— begin DATASET RECORDS —

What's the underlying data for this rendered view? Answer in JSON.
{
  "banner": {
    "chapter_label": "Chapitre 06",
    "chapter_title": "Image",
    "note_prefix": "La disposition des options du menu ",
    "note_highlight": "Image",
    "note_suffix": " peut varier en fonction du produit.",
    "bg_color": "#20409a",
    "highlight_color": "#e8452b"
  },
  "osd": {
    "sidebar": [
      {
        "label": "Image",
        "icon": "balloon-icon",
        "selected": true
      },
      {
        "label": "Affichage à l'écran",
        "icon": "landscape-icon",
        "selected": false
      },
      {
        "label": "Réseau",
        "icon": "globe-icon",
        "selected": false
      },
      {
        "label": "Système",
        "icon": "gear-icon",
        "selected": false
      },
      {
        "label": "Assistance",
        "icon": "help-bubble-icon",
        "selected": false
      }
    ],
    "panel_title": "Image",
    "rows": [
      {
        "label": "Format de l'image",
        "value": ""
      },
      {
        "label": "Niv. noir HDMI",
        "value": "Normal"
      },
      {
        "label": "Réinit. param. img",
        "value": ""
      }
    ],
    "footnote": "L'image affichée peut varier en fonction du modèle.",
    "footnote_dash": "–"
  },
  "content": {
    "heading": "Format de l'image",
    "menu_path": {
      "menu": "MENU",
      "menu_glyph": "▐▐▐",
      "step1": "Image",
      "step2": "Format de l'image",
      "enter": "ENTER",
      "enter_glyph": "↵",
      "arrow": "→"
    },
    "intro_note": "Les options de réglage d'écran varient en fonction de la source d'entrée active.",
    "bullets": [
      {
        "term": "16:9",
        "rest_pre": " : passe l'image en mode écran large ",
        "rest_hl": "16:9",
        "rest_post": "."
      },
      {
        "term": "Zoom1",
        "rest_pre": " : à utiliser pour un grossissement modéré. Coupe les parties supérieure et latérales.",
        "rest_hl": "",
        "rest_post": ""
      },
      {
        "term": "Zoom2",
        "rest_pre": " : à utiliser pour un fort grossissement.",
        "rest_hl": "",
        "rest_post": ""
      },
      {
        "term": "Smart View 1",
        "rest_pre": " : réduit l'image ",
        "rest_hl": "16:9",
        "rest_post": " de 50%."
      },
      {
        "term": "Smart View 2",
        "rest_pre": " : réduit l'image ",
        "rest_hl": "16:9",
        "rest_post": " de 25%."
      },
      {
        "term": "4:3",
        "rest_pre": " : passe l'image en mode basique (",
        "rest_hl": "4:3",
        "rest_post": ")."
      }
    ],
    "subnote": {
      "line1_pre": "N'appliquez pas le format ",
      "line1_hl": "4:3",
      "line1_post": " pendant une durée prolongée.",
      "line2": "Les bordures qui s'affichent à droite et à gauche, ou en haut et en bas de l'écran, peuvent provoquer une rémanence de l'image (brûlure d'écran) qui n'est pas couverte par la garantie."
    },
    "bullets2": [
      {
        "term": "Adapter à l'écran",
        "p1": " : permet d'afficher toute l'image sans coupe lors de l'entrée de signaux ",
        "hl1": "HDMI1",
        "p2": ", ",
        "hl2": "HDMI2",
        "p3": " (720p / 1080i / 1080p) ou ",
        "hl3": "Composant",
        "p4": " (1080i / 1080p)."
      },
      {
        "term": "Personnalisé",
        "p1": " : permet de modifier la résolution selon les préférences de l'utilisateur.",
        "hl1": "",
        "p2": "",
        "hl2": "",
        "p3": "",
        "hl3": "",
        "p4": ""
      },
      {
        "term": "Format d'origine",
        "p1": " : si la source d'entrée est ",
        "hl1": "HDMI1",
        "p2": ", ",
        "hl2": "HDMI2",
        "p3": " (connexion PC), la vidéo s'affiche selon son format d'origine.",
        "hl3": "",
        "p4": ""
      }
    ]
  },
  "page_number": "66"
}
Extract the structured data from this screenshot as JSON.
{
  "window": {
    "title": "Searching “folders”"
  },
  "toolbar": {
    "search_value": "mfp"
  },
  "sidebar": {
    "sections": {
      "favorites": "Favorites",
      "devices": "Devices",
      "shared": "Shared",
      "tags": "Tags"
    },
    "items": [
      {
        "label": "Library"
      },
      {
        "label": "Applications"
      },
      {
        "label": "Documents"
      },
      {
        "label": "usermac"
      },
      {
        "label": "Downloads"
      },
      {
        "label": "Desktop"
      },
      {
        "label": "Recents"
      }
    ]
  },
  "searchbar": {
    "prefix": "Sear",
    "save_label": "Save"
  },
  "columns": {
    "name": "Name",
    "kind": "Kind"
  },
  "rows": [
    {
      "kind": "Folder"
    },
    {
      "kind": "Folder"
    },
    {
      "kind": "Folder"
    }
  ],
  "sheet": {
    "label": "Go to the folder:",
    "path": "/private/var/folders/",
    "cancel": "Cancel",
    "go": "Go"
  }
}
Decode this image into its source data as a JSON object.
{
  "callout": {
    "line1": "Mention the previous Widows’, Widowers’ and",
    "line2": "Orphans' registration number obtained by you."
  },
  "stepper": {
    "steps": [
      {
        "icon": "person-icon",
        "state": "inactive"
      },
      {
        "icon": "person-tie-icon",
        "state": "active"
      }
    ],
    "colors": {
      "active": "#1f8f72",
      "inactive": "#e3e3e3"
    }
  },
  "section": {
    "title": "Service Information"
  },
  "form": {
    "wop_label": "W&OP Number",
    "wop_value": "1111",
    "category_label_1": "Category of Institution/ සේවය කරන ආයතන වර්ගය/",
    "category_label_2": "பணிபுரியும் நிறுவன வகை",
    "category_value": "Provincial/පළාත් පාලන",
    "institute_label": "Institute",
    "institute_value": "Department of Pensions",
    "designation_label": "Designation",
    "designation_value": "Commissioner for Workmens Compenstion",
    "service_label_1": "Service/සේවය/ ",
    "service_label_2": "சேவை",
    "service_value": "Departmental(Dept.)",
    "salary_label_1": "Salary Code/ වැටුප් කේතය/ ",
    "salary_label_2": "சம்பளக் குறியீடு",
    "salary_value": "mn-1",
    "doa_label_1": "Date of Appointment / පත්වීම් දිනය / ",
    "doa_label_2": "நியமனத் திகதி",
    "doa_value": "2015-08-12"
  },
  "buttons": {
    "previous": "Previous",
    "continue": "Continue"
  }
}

— end DATASET RECORDS —

SHORT TASK →
Recopy the entries above in their entirety, exactly.

ANSWER TO THE EXERCISE →
What's the underlying data for this rendered view? Answer in JSON.
{
  "banner": {
    "chapter_label": "Chapitre 06",
    "chapter_title": "Image",
    "note_prefix": "La disposition des options du menu ",
    "note_highlight": "Image",
    "note_suffix": " peut varier en fonction du produit.",
    "bg_color": "#20409a",
    "highlight_color": "#e8452b"
  },
  "osd": {
    "sidebar": [
      {
        "label": "Image",
        "icon": "balloon-icon",
        "selected": true
      },
      {
        "label": "Affichage à l'écran",
        "icon": "landscape-icon",
        "selected": false
      },
      {
        "label": "Réseau",
        "icon": "globe-icon",
        "selected": false
      },
      {
        "label": "Système",
        "icon": "gear-icon",
        "selected": false
      },
      {
        "label": "Assistance",
        "icon": "help-bubble-icon",
        "selected": false
      }
    ],
    "panel_title": "Image",
    "rows": [
      {
        "label": "Format de l'image",
        "value": ""
      },
      {
        "label": "Niv. noir HDMI",
        "value": "Normal"
      },
      {
        "label": "Réinit. param. img",
        "value": ""
      }
    ],
    "footnote": "L'image affichée peut varier en fonction du modèle.",
    "footnote_dash": "–"
  },
  "content": {
    "heading": "Format de l'image",
    "menu_path": {
      "menu": "MENU",
      "menu_glyph": "▐▐▐",
      "step1": "Image",
      "step2": "Format de l'image",
      "enter": "ENTER",
      "enter_glyph": "↵",
      "arrow": "→"
    },
    "intro_note": "Les options de réglage d'écran varient en fonction de la source d'entrée active.",
    "bullets": [
      {
        "term": "16:9",
        "rest_pre": " : passe l'image en mode écran large ",
        "rest_hl": "16:9",
        "rest_post": "."
      },
      {
        "term": "Zoom1",
        "rest_pre": " : à utiliser pour un grossissement modéré. Coupe les parties supérieure et latérales.",
        "rest_hl": "",
        "rest_post": ""
      },
      {
        "term": "Zoom2",
        "rest_pre": " : à utiliser pour un fort grossissement.",
        "rest_hl": "",
        "rest_post": ""
      },
      {
        "term": "Smart View 1",
        "rest_pre": " : réduit l'image ",
        "rest_hl": "16:9",
        "rest_post": " de 50%."
      },
      {
        "term": "Smart View 2",
        "rest_pre": " : réduit l'image ",
        "rest_hl": "16:9",
        "rest_post": " de 25%."
      },
      {
        "term": "4:3",
        "rest_pre": " : passe l'image en mode basique (",
        "rest_hl": "4:3",
        "rest_post": ")."
      }
    ],
    "subnote": {
      "line1_pre": "N'appliquez pas le format ",
      "line1_hl": "4:3",
      "line1_post": " pendant une durée prolongée.",
      "line2": "Les bordures qui s'affichent à droite et à gauche, ou en haut et en bas de l'écran, peuvent provoquer une rémanence de l'image (brûlure d'écran) qui n'est pas couverte par la garantie."
    },
    "bullets2": [
      {
        "term": "Adapter à l'écran",
        "p1": " : permet d'afficher toute l'image sans coupe lors de l'entrée de signaux ",
        "hl1": "HDMI1",
        "p2": ", ",
        "hl2": "HDMI2",
        "p3": " (720p / 1080i / 1080p) ou ",
        "hl3": "Composant",
        "p4": " (1080i / 1080p)."
      },
      {
        "term": "Personnalisé",
        "p1": " : permet de modifier la résolution selon les préférences de l'utilisateur.",
        "hl1": "",
        "p2": "",
        "hl2": "",
        "p3": "",
        "hl3": "",
        "p4": ""
      },
      {
        "term": "Format d'origine",
        "p1": " : si la source d'entrée est ",
        "hl1": "HDMI1",
        "p2": ", ",
        "hl2": "HDMI2",
        "p3": " (connexion PC), la vidéo s'affiche selon son format d'origine.",
        "hl3": "",
        "p4": ""
      }
    ]
  },
  "page_number": "66"
}
Extract the structured data from this screenshot as JSON.
{
  "window": {
    "title": "Searching “folders”"
  },
  "toolbar": {
    "search_value": "mfp"
  },
  "sidebar": {
    "sections": {
      "favorites": "Favorites",
      "devices": "Devices",
      "shared": "Shared",
      "tags": "Tags"
    },
    "items": [
      {
        "label": "Library"
      },
      {
        "label": "Applications"
      },
      {
        "label": "Documents"
      },
      {
        "label": "usermac"
      },
      {
        "label": "Downloads"
      },
      {
        "label": "Desktop"
      },
      {
        "label": "Recents"
      }
    ]
  },
  "searchbar": {
    "prefix": "Sear",
    "save_label": "Save"
  },
  "columns": {
    "name": "Name",
    "kind": "Kind"
  },
  "rows": [
    {
      "kind": "Folder"
    },
    {
      "kind": "Folder"
    },
    {
      "kind": "Folder"
    }
  ],
  "sheet": {
    "label": "Go to the folder:",
    "path": "/private/var/folders/",
    "cancel": "Cancel",
    "go": "Go"
  }
}
Decode this image into its source data as a JSON object.
{
  "callout": {
    "line1": "Mention the previous Widows’, Widowers’ and",
    "line2": "Orphans' registration number obtained by you."
  },
  "stepper": {
    "steps": [
      {
        "icon": "person-icon",
        "state": "inactive"
      },
      {
        "icon": "person-tie-icon",
        "state": "active"
      }
    ],
    "colors": {
      "active": "#1f8f72",
      "inactive": "#e3e3e3"
    }
  },
  "section": {
    "title": "Service Information"
  },
  "form": {
    "wop_label": "W&OP Number",
    "wop_value": "1111",
    "category_label_1": "Category of Institution/ සේවය කරන ආයතන වර්ගය/",
    "category_label_2": "பணிபுரியும் நிறுவன வகை",
    "category_value": "Provincial/පළාත් පාලන",
    "institute_label": "Institute",
    "institute_value": "Department of Pensions",
    "designation_label": "Designation",
    "designation_value": "Commissioner for Workmens Compenstion",
    "service_label_1": "Service/සේවය/ ",
    "service_label_2": "சேவை",
    "service_value": "Departmental(Dept.)",
    "salary_label_1": "Salary Code/ වැටුප් කේතය/ ",
    "salary_label_2": "சம்பளக் குறியீடு",
    "salary_value": "mn-1",
    "doa_label_1": "Date of Appointment / පත්වීම් දිනය / ",
    "doa_label_2": "நியமனத் திகதி",
    "doa_value": "2015-08-12"
  },
  "buttons": {
    "previous": "Previous",
    "continue": "Continue"
  }
}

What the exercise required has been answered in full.